What needs to be done: Leave out the pictures and copy the remaining records exactly.

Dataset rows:
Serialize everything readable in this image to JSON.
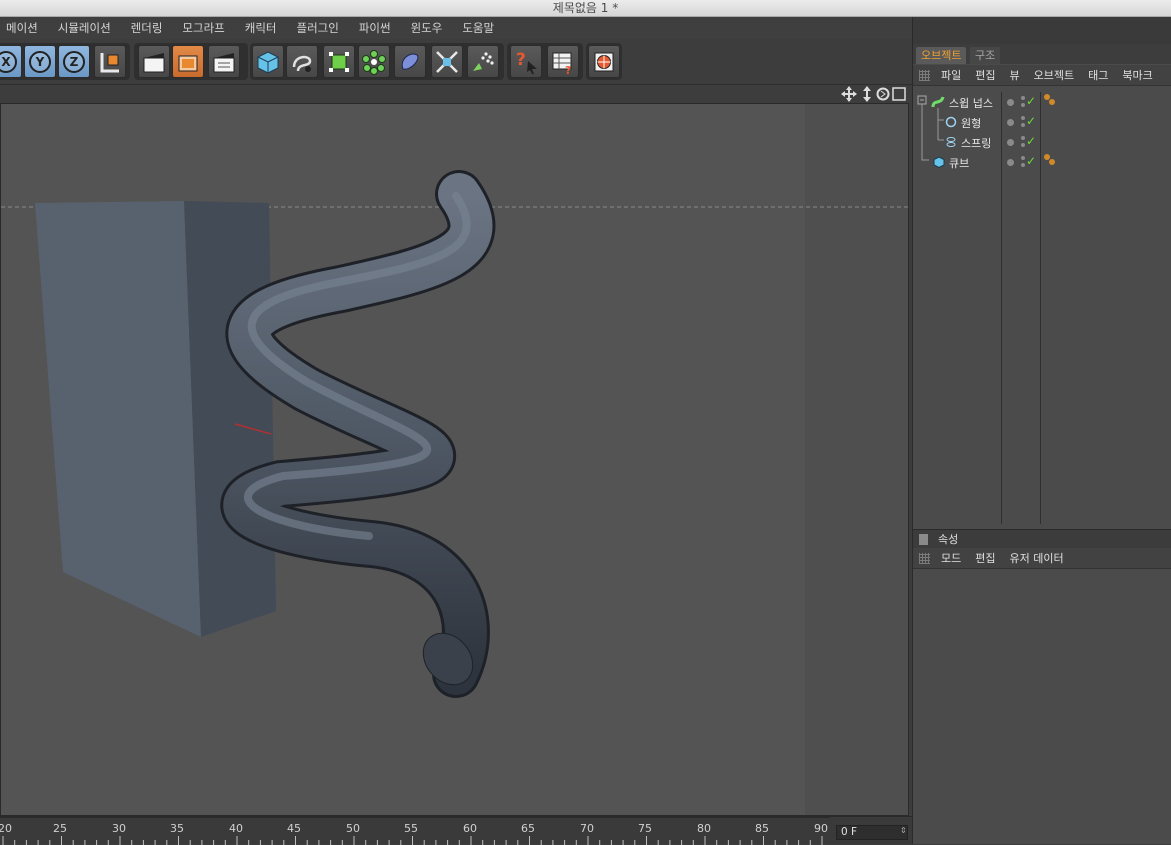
{
  "window": {
    "title": "제목없음 1 *"
  },
  "menubar": {
    "items": [
      "메이션",
      "시뮬레이션",
      "렌더링",
      "모그라프",
      "캐릭터",
      "플러그인",
      "파이썬",
      "윈도우",
      "도움말"
    ]
  },
  "toolbar": {
    "axis_x": "X",
    "axis_y": "Y",
    "axis_z": "Z"
  },
  "object_manager": {
    "tabs": [
      {
        "label": "오브젝트",
        "active": true
      },
      {
        "label": "구조",
        "active": false
      }
    ],
    "menu": [
      "파일",
      "편집",
      "뷰",
      "오브젝트",
      "태그",
      "북마크"
    ],
    "objects": [
      {
        "name": "스윕 넙스",
        "icon": "sweep-nurbs-icon",
        "depth": 0,
        "tags": true
      },
      {
        "name": "원형",
        "icon": "circle-spline-icon",
        "depth": 1,
        "tags": false
      },
      {
        "name": "스프링",
        "icon": "helix-spline-icon",
        "depth": 1,
        "tags": false
      },
      {
        "name": "큐브",
        "icon": "cube-icon",
        "depth": 0,
        "tags": true
      }
    ]
  },
  "attributes": {
    "title": "속성",
    "menu": [
      "모드",
      "편집",
      "유저 데이터"
    ]
  },
  "timeline": {
    "ticks": [
      "20",
      "25",
      "30",
      "35",
      "40",
      "45",
      "50",
      "55",
      "60",
      "65",
      "70",
      "75",
      "80",
      "85",
      "90"
    ],
    "current_frame": "0 F"
  },
  "colors": {
    "accent": "#f0a030",
    "check": "#6fdc3b",
    "viewport": "#545454"
  }
}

Written solution:
Serialize everything readable in this image to JSON.
{
  "window": {
    "title": "제목없음 1 *"
  },
  "menubar": {
    "items": [
      "메이션",
      "시뮬레이션",
      "렌더링",
      "모그라프",
      "캐릭터",
      "플러그인",
      "파이썬",
      "윈도우",
      "도움말"
    ]
  },
  "toolbar": {
    "axis_x": "X",
    "axis_y": "Y",
    "axis_z": "Z"
  },
  "object_manager": {
    "tabs": [
      {
        "label": "오브젝트",
        "active": true
      },
      {
        "label": "구조",
        "active": false
      }
    ],
    "menu": [
      "파일",
      "편집",
      "뷰",
      "오브젝트",
      "태그",
      "북마크"
    ],
    "objects": [
      {
        "name": "스윕 넙스",
        "icon": "sweep-nurbs-icon",
        "depth": 0,
        "tags": true
      },
      {
        "name": "원형",
        "icon": "circle-spline-icon",
        "depth": 1,
        "tags": false
      },
      {
        "name": "스프링",
        "icon": "helix-spline-icon",
        "depth": 1,
        "tags": false
      },
      {
        "name": "큐브",
        "icon": "cube-icon",
        "depth": 0,
        "tags": true
      }
    ]
  },
  "attributes": {
    "title": "속성",
    "menu": [
      "모드",
      "편집",
      "유저 데이터"
    ]
  },
  "timeline": {
    "ticks": [
      "20",
      "25",
      "30",
      "35",
      "40",
      "45",
      "50",
      "55",
      "60",
      "65",
      "70",
      "75",
      "80",
      "85",
      "90"
    ],
    "current_frame": "0 F"
  },
  "colors": {
    "accent": "#f0a030",
    "check": "#6fdc3b",
    "viewport": "#545454"
  }
}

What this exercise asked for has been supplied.